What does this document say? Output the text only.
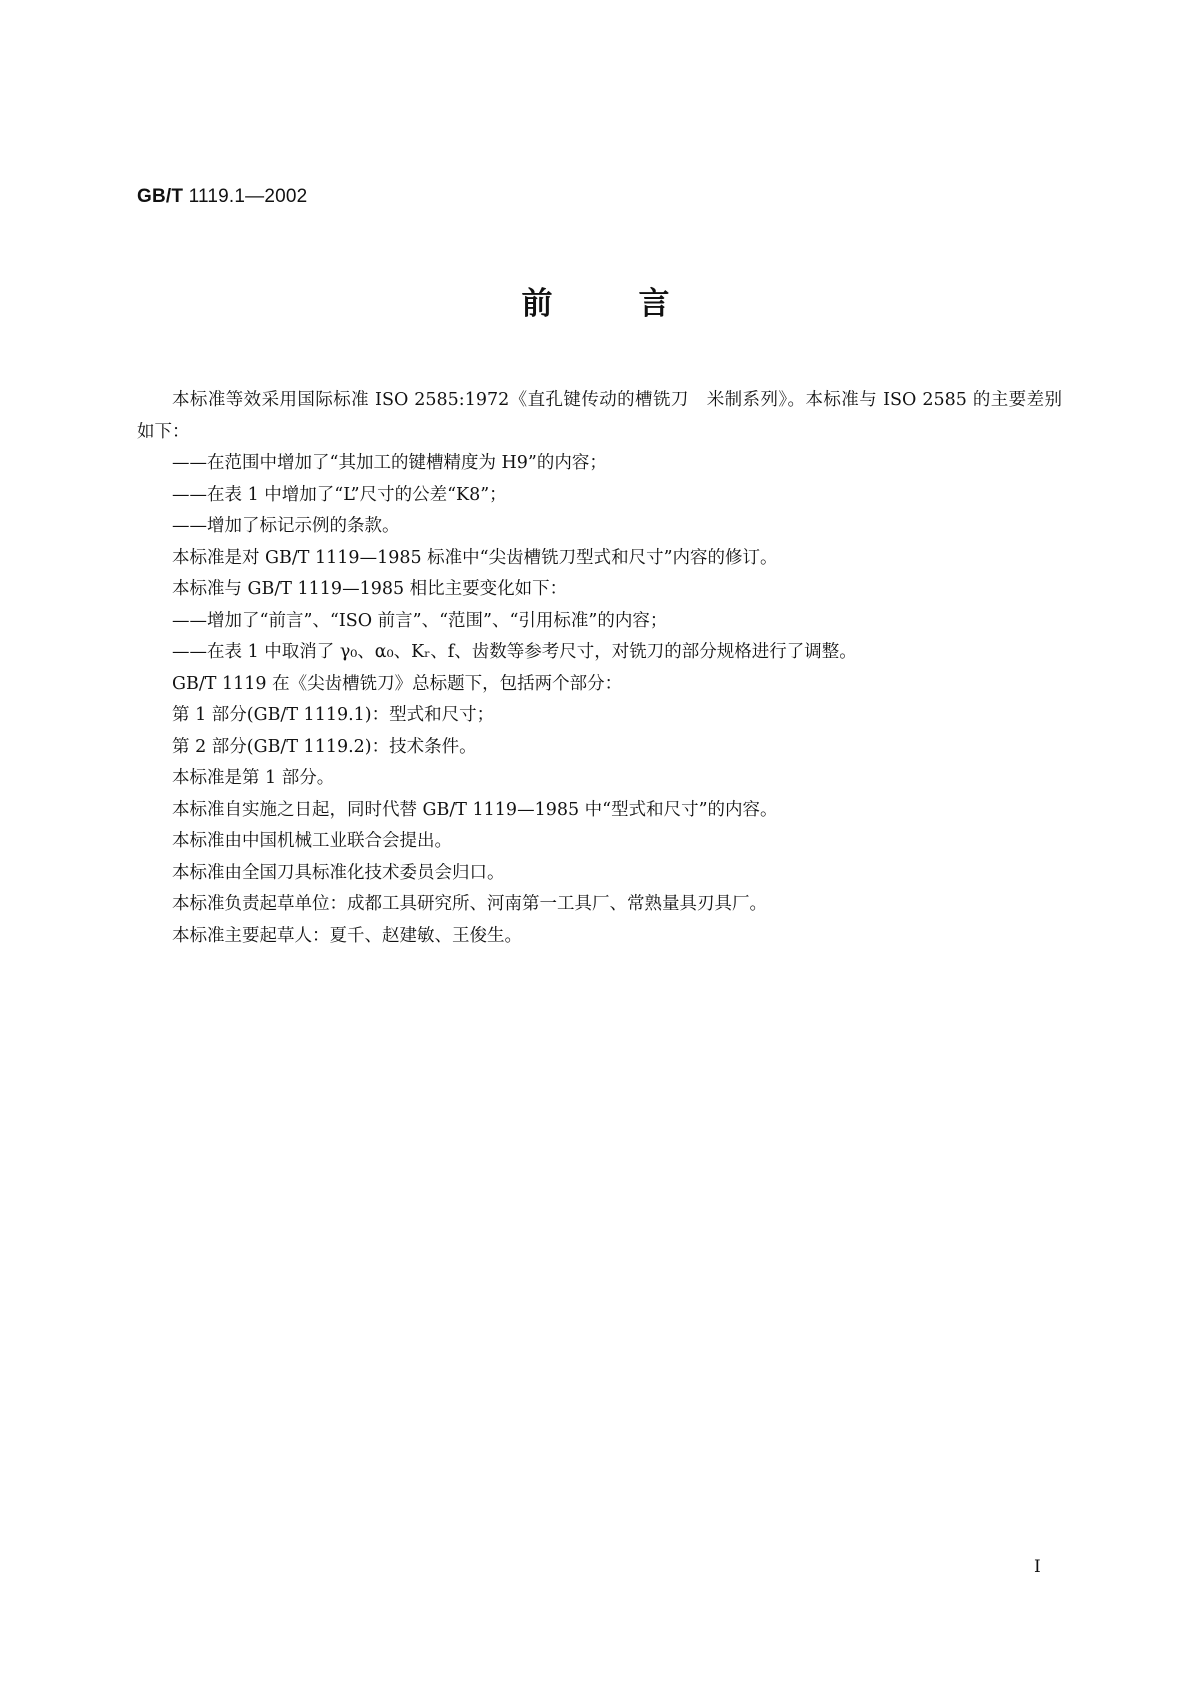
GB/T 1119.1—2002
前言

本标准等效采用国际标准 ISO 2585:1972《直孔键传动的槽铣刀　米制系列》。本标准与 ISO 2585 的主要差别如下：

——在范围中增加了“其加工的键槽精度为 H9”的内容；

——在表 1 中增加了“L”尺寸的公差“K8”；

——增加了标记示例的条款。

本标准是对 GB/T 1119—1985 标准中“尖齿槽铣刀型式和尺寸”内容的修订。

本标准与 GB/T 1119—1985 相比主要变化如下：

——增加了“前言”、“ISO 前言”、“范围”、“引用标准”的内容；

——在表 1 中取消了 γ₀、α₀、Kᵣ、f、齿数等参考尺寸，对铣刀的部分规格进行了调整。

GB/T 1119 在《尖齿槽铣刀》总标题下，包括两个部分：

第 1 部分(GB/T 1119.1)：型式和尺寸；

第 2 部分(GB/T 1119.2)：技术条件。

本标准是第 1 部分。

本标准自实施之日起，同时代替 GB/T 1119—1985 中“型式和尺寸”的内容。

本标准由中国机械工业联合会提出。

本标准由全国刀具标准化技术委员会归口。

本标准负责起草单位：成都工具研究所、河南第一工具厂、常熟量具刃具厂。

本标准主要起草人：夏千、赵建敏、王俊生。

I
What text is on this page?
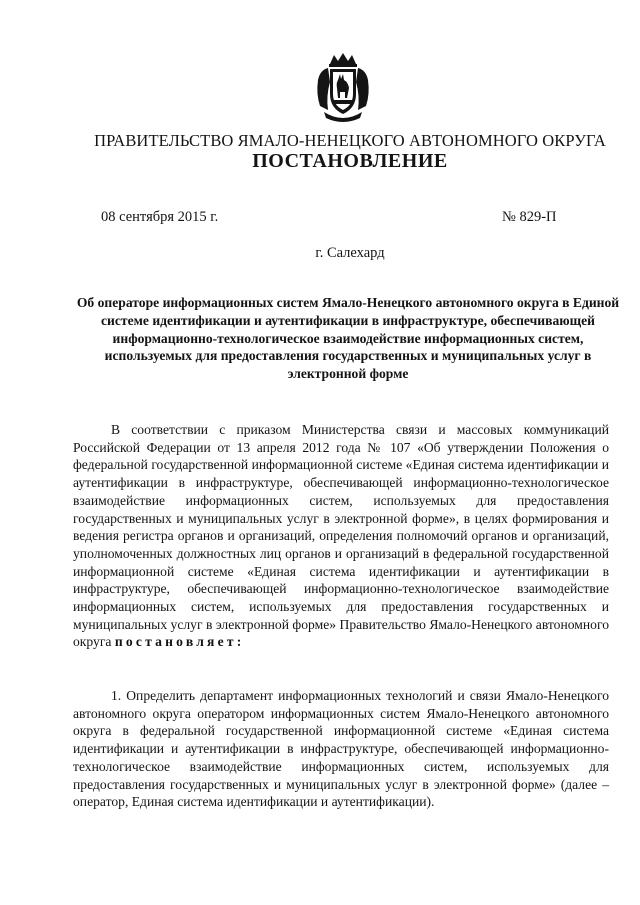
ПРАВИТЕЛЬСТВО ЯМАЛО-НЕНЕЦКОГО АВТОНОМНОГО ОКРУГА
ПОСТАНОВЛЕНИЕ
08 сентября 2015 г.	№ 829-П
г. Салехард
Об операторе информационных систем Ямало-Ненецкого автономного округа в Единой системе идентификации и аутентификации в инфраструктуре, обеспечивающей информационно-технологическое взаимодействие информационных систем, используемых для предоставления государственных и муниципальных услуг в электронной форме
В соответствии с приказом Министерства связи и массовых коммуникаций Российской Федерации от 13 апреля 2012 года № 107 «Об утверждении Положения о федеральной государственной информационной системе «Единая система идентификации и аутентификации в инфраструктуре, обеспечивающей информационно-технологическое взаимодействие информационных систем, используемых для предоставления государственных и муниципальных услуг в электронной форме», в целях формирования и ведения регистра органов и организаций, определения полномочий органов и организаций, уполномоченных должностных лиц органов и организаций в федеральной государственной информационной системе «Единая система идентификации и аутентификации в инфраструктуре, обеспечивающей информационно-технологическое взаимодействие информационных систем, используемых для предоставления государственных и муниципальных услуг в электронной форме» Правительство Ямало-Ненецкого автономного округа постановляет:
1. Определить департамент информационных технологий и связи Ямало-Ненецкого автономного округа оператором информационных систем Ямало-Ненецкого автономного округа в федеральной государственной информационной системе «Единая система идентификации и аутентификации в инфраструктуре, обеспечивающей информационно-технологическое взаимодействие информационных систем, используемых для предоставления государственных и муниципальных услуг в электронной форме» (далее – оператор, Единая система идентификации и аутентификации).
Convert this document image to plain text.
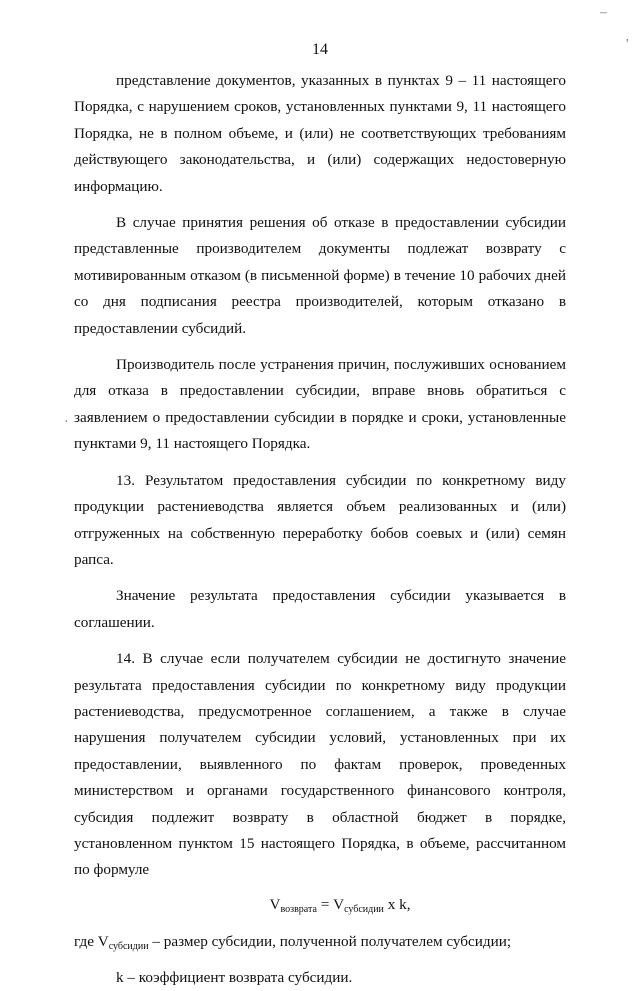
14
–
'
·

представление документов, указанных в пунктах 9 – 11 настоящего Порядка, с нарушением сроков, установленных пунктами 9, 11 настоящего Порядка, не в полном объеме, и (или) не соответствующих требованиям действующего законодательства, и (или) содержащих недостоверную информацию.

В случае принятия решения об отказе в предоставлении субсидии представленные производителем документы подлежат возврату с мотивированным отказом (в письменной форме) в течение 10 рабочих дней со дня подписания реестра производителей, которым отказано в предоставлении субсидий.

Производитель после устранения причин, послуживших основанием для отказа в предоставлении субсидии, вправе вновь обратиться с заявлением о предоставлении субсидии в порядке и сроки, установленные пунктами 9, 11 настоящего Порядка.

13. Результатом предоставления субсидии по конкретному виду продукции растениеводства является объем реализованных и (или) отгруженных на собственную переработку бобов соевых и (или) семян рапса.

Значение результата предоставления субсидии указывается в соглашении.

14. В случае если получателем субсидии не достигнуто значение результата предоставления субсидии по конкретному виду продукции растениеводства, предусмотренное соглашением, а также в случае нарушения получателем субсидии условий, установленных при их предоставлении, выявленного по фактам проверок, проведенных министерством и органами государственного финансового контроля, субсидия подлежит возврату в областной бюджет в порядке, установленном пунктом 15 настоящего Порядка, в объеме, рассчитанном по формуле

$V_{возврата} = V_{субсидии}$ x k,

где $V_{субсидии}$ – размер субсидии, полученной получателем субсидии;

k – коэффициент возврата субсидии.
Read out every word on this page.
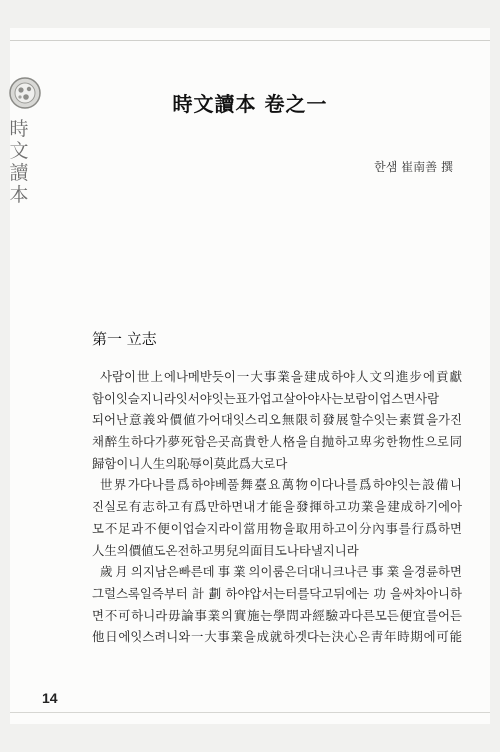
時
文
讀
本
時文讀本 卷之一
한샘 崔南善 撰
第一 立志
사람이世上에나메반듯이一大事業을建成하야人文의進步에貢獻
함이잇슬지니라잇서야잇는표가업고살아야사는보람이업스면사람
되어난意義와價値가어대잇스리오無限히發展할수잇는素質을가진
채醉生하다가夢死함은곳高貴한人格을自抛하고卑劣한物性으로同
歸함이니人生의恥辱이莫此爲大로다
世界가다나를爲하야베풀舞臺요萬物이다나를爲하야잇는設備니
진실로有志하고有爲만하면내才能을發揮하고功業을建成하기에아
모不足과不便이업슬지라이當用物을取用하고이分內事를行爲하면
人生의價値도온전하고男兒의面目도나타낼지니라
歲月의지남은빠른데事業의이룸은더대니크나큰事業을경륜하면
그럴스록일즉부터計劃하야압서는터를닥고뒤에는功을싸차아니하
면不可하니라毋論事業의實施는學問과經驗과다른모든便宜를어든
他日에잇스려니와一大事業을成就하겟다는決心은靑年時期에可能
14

• Direction: Check all the records above and select each line where the string "page" is found.

• Result of this exercise:
What text is on this page?
Read out every word on this page.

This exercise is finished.